(Data tied to figure images)
--- begin ---

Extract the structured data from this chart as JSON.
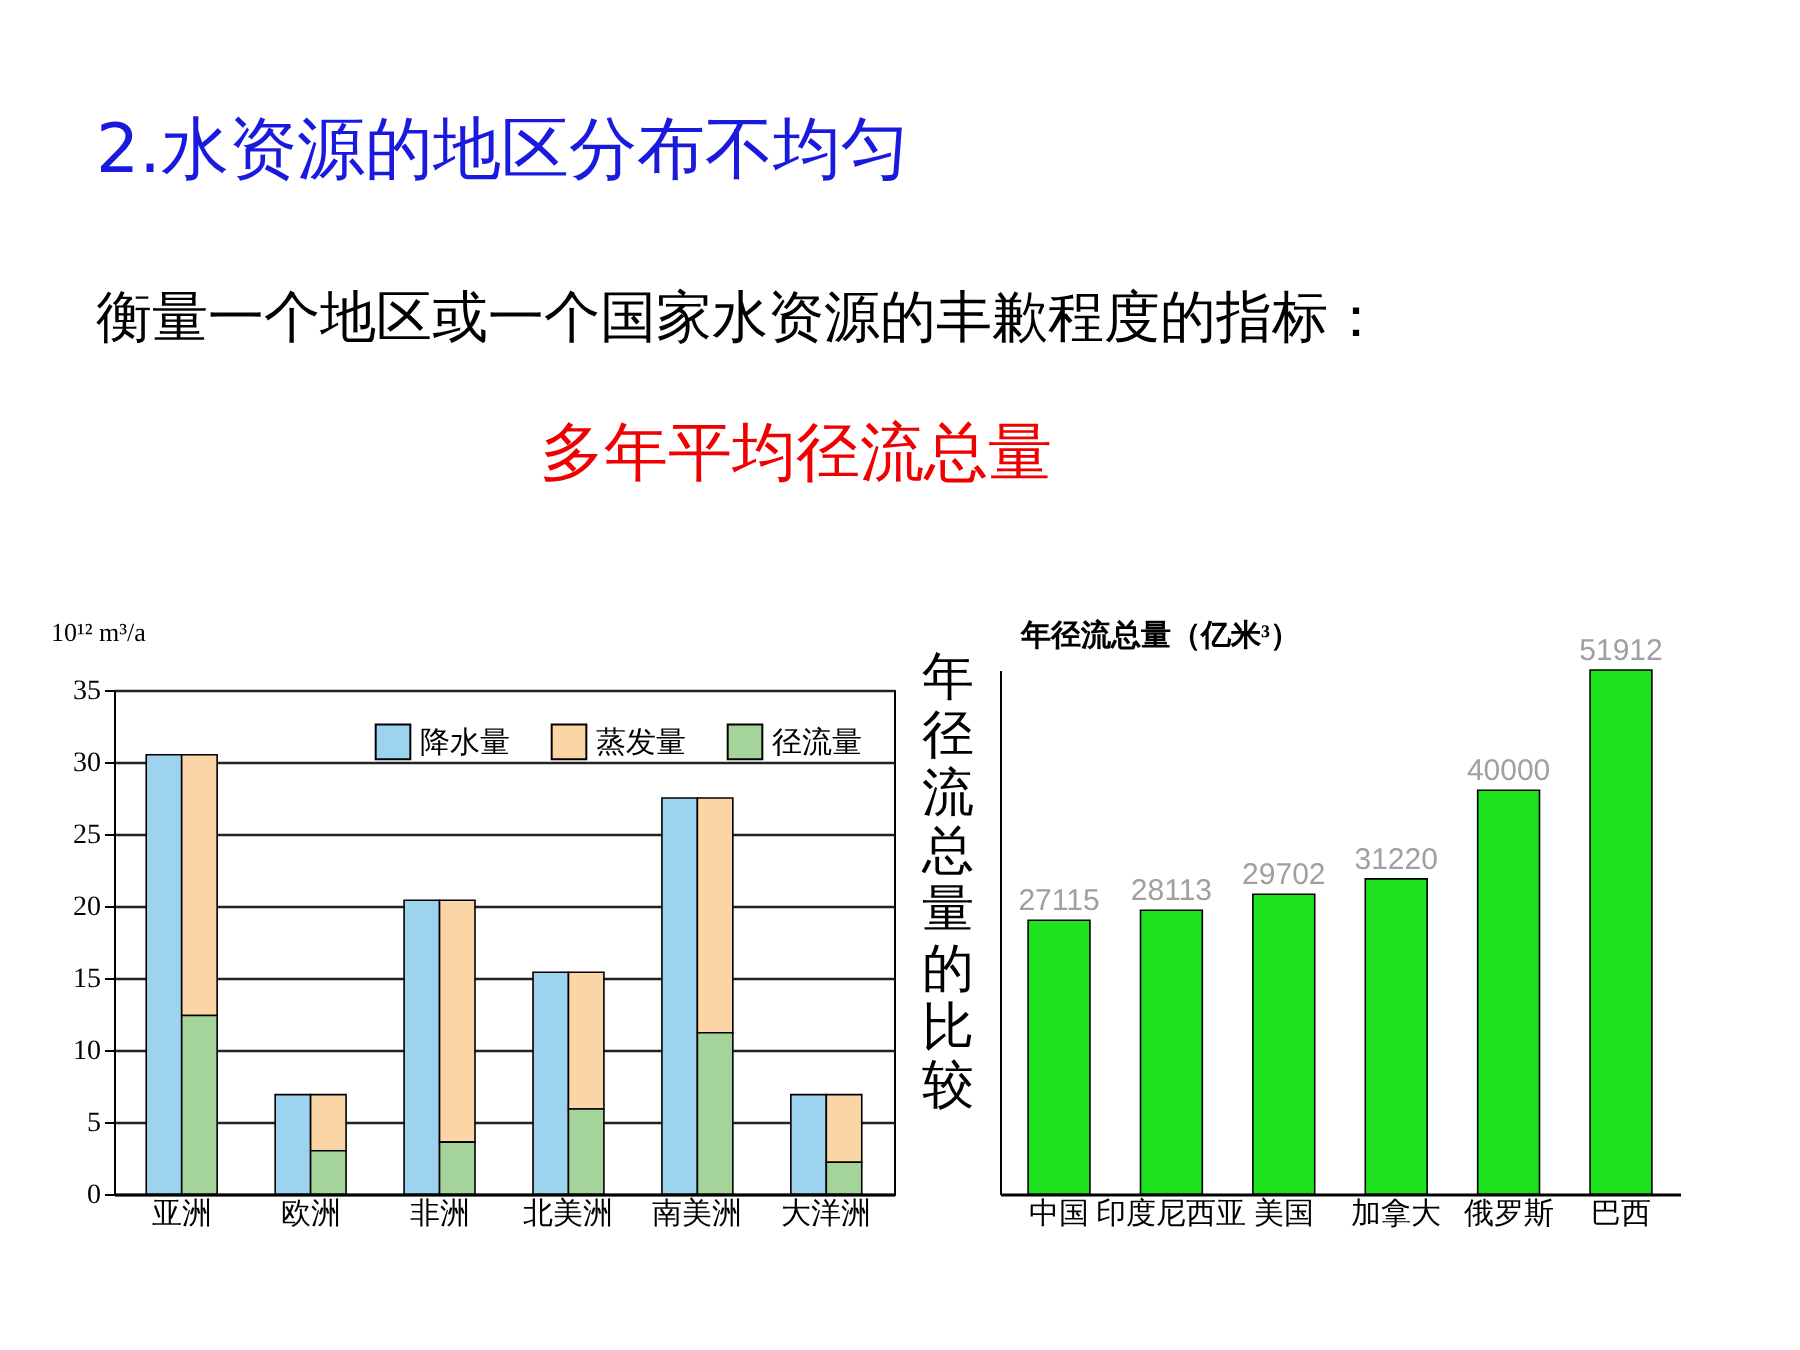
{
  "chart_data": [
    {
      "type": "bar",
      "title": "2.水资源的地区分布不均匀",
      "subtitle": "衡量一个地区或一个国家水资源的丰歉程度的指标：",
      "annotations": [
        "多年平均径流总量"
      ],
      "ylabel": "10¹² m³/a",
      "categories": [
        "亚洲",
        "欧洲",
        "非洲",
        "北美洲",
        "南美洲",
        "大洋洲"
      ],
      "series": [
        {
          "name": "降水量",
          "color": "#9dd3ee",
          "values": [
            30.5,
            6.9,
            20.4,
            15.4,
            27.5,
            6.9
          ]
        },
        {
          "name": "蒸发量",
          "color": "#fcd5a6",
          "values": [
            18.1,
            3.9,
            16.8,
            9.5,
            16.3,
            4.7
          ],
          "base": [
            12.4,
            3.0,
            3.6,
            5.9,
            11.2,
            2.2
          ]
        },
        {
          "name": "径流量",
          "color": "#a5d49b",
          "values": [
            12.4,
            3.0,
            3.6,
            5.9,
            11.2,
            2.2
          ]
        }
      ],
      "ylim": [
        0,
        35
      ],
      "yticks": [
        0,
        5,
        10,
        15,
        20,
        25,
        30,
        35
      ],
      "grid": "y",
      "legend": "top right"
    },
    {
      "type": "bar",
      "title": "年径流总量的比较",
      "ylabel": "年径流总量（亿米³）",
      "categories": [
        "中国",
        "印度尼西亚",
        "美国",
        "加拿大",
        "俄罗斯",
        "巴西"
      ],
      "values": [
        27115,
        28113,
        29702,
        31220,
        40000,
        51912
      ],
      "color": "#1fe21f",
      "data_labels": true,
      "tick_labels": "x"
    }
  ]
}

--- end ---

▸ WRITTEN INSTRUCTION:
Transcribe all of the records above character for character. Exclude the pictures.

▸ TASK RESPONSE:
Extract the structured data from this chart as JSON.
{
  "chart_data": [
    {
      "type": "bar",
      "title": "2.水资源的地区分布不均匀",
      "subtitle": "衡量一个地区或一个国家水资源的丰歉程度的指标：",
      "annotations": [
        "多年平均径流总量"
      ],
      "ylabel": "10¹² m³/a",
      "categories": [
        "亚洲",
        "欧洲",
        "非洲",
        "北美洲",
        "南美洲",
        "大洋洲"
      ],
      "series": [
        {
          "name": "降水量",
          "color": "#9dd3ee",
          "values": [
            30.5,
            6.9,
            20.4,
            15.4,
            27.5,
            6.9
          ]
        },
        {
          "name": "蒸发量",
          "color": "#fcd5a6",
          "values": [
            18.1,
            3.9,
            16.8,
            9.5,
            16.3,
            4.7
          ],
          "base": [
            12.4,
            3.0,
            3.6,
            5.9,
            11.2,
            2.2
          ]
        },
        {
          "name": "径流量",
          "color": "#a5d49b",
          "values": [
            12.4,
            3.0,
            3.6,
            5.9,
            11.2,
            2.2
          ]
        }
      ],
      "ylim": [
        0,
        35
      ],
      "yticks": [
        0,
        5,
        10,
        15,
        20,
        25,
        30,
        35
      ],
      "grid": "y",
      "legend": "top right"
    },
    {
      "type": "bar",
      "title": "年径流总量的比较",
      "ylabel": "年径流总量（亿米³）",
      "categories": [
        "中国",
        "印度尼西亚",
        "美国",
        "加拿大",
        "俄罗斯",
        "巴西"
      ],
      "values": [
        27115,
        28113,
        29702,
        31220,
        40000,
        51912
      ],
      "color": "#1fe21f",
      "data_labels": true,
      "tick_labels": "x"
    }
  ]
}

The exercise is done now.